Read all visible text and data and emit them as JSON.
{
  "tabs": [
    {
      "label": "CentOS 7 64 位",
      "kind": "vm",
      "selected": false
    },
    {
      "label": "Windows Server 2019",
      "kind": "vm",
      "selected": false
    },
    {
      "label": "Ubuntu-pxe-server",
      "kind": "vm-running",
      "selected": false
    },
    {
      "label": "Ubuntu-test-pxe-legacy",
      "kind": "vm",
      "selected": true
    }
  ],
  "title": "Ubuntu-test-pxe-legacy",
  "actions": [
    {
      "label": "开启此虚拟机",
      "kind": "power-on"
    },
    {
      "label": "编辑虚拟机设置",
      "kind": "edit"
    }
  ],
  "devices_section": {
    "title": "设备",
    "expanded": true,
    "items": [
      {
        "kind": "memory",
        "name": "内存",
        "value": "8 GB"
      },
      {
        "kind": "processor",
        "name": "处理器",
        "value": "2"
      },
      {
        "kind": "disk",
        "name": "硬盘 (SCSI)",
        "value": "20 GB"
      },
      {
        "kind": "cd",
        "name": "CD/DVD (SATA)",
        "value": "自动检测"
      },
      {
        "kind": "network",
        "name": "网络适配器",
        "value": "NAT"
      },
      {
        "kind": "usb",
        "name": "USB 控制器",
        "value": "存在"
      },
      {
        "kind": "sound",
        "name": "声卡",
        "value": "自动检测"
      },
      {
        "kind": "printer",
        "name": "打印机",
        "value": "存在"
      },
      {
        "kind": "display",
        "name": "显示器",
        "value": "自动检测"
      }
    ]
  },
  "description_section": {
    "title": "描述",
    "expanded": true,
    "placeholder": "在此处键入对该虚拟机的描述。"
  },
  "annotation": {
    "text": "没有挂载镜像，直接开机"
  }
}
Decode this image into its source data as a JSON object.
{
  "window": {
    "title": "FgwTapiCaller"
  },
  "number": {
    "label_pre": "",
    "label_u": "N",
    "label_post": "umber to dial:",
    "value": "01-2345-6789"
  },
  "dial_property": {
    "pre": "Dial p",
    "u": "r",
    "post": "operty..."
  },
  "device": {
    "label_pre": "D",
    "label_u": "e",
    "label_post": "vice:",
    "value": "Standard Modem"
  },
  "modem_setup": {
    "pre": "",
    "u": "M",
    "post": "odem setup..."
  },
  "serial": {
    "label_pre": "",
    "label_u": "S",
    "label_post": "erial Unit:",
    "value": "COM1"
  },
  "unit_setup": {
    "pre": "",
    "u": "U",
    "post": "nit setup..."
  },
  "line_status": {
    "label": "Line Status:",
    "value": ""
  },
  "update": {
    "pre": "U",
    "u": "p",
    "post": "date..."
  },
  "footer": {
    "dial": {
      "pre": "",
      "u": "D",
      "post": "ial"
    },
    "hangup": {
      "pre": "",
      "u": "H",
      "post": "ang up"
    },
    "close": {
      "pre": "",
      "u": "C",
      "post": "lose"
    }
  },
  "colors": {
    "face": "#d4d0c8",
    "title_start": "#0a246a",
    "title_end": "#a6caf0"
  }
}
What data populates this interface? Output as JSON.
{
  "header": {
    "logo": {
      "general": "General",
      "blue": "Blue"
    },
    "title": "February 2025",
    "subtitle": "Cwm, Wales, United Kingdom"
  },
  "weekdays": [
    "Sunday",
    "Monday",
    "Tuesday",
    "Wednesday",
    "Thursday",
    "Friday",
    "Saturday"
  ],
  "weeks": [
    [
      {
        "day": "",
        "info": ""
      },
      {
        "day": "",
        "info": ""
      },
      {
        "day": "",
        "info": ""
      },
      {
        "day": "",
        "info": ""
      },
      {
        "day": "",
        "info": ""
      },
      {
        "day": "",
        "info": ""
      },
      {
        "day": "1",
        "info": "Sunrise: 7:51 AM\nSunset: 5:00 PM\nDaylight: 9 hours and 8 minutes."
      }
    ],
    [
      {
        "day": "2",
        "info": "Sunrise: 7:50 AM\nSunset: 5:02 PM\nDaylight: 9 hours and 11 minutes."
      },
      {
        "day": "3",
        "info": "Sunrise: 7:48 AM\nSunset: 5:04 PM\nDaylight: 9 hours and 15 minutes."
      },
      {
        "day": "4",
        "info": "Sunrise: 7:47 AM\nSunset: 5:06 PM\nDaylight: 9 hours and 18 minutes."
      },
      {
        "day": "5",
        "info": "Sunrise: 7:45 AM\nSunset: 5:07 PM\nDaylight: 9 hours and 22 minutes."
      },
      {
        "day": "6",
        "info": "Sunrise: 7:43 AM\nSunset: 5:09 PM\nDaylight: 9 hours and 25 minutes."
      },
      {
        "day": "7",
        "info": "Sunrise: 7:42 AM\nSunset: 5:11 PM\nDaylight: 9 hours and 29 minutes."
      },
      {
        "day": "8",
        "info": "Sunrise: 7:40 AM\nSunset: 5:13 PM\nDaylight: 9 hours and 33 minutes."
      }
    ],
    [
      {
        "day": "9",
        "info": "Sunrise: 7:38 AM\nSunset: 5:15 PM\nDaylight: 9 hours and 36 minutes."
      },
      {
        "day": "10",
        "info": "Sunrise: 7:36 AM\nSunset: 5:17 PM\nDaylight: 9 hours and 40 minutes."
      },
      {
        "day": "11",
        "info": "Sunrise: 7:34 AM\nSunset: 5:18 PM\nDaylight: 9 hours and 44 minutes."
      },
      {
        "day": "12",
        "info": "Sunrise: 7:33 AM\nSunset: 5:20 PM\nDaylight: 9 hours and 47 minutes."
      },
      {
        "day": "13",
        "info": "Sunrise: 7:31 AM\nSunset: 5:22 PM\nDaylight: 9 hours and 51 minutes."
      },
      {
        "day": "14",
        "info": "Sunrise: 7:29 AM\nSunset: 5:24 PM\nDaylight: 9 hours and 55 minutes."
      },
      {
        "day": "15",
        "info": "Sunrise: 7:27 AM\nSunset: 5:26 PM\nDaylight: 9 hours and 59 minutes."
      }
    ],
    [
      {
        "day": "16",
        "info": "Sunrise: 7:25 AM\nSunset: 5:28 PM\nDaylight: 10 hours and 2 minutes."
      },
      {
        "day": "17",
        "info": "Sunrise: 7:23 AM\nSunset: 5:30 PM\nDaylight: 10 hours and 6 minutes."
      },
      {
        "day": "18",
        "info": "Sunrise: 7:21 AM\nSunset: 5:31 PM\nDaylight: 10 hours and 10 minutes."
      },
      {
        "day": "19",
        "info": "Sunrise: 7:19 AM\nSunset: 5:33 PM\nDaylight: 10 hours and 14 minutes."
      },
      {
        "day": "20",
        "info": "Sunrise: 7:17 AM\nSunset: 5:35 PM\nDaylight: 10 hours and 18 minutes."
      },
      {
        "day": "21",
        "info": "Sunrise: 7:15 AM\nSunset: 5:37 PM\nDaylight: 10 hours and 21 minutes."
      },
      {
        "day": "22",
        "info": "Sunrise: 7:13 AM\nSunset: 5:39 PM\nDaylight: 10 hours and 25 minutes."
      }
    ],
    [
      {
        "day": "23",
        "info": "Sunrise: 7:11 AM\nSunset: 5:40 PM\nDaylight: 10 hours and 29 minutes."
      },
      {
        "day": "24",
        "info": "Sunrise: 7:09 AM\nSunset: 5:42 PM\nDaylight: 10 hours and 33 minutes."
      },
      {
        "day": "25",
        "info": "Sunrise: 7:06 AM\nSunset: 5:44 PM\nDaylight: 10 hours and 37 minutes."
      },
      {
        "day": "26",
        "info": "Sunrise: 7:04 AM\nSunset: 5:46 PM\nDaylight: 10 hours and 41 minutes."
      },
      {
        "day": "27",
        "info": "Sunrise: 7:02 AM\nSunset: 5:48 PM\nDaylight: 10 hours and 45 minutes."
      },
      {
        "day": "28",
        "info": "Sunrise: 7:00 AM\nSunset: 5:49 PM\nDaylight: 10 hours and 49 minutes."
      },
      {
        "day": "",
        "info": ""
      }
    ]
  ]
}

==========

Look through the data and show every line containing "Ubuntu".

** Answer to the task **
      "label": "Ubuntu-pxe-server",
      "label": "Ubuntu-test-pxe-legacy",
  "title": "Ubuntu-test-pxe-legacy",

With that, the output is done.